##### DATA TO USE #####

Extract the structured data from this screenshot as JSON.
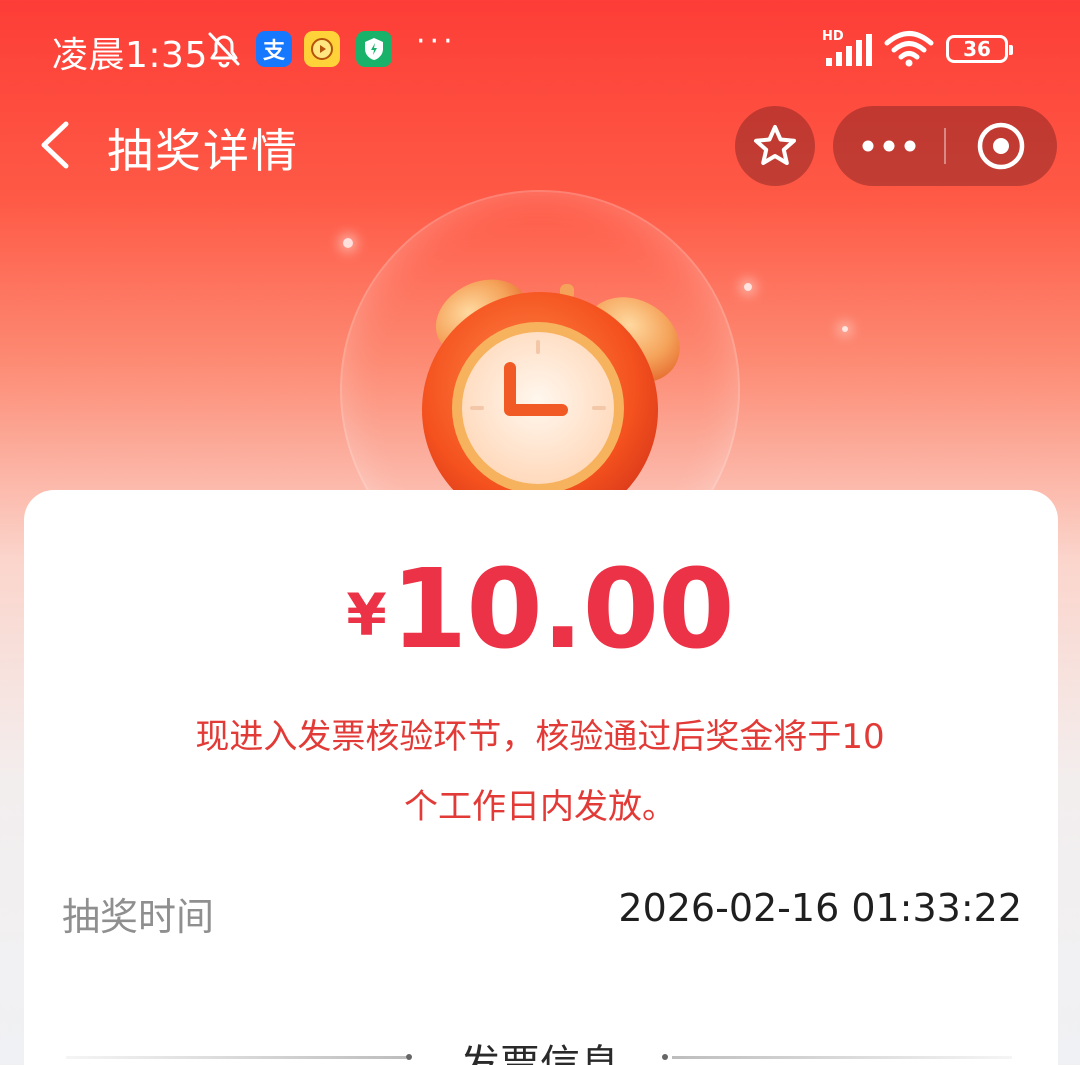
{
  "status_bar": {
    "time": "凌晨1:35",
    "alipay_glyph": "支",
    "hd_label": "HD",
    "battery_level": "36",
    "more_glyph": "···"
  },
  "header": {
    "title": "抽奖详情",
    "back_icon": "chevron-left-icon",
    "favorite_icon": "star-icon",
    "more_icon": "more-dots-icon",
    "close_icon": "target-circle-icon"
  },
  "prize": {
    "currency": "¥",
    "amount": "10.00",
    "notice_line1": "现进入发票核验环节，核验通过后奖金将于10",
    "notice_line2": "个工作日内发放。"
  },
  "details": {
    "draw_time_label": "抽奖时间",
    "draw_time_value": "2026-02-16 01:33:22"
  },
  "invoice_section": {
    "title": "发票信息"
  },
  "colors": {
    "header_red": "#fd3d37",
    "amount_red": "#ec3246",
    "notice_red": "#e23a36"
  }
}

#####

# EXERCISE AIM:
Give the data again exactly as written, with all pictures left out.

# WRITTEN RESPONSE:
Extract the structured data from this screenshot as JSON.
{
  "status_bar": {
    "time": "凌晨1:35",
    "alipay_glyph": "支",
    "hd_label": "HD",
    "battery_level": "36",
    "more_glyph": "···"
  },
  "header": {
    "title": "抽奖详情",
    "back_icon": "chevron-left-icon",
    "favorite_icon": "star-icon",
    "more_icon": "more-dots-icon",
    "close_icon": "target-circle-icon"
  },
  "prize": {
    "currency": "¥",
    "amount": "10.00",
    "notice_line1": "现进入发票核验环节，核验通过后奖金将于10",
    "notice_line2": "个工作日内发放。"
  },
  "details": {
    "draw_time_label": "抽奖时间",
    "draw_time_value": "2026-02-16 01:33:22"
  },
  "invoice_section": {
    "title": "发票信息"
  },
  "colors": {
    "header_red": "#fd3d37",
    "amount_red": "#ec3246",
    "notice_red": "#e23a36"
  }
}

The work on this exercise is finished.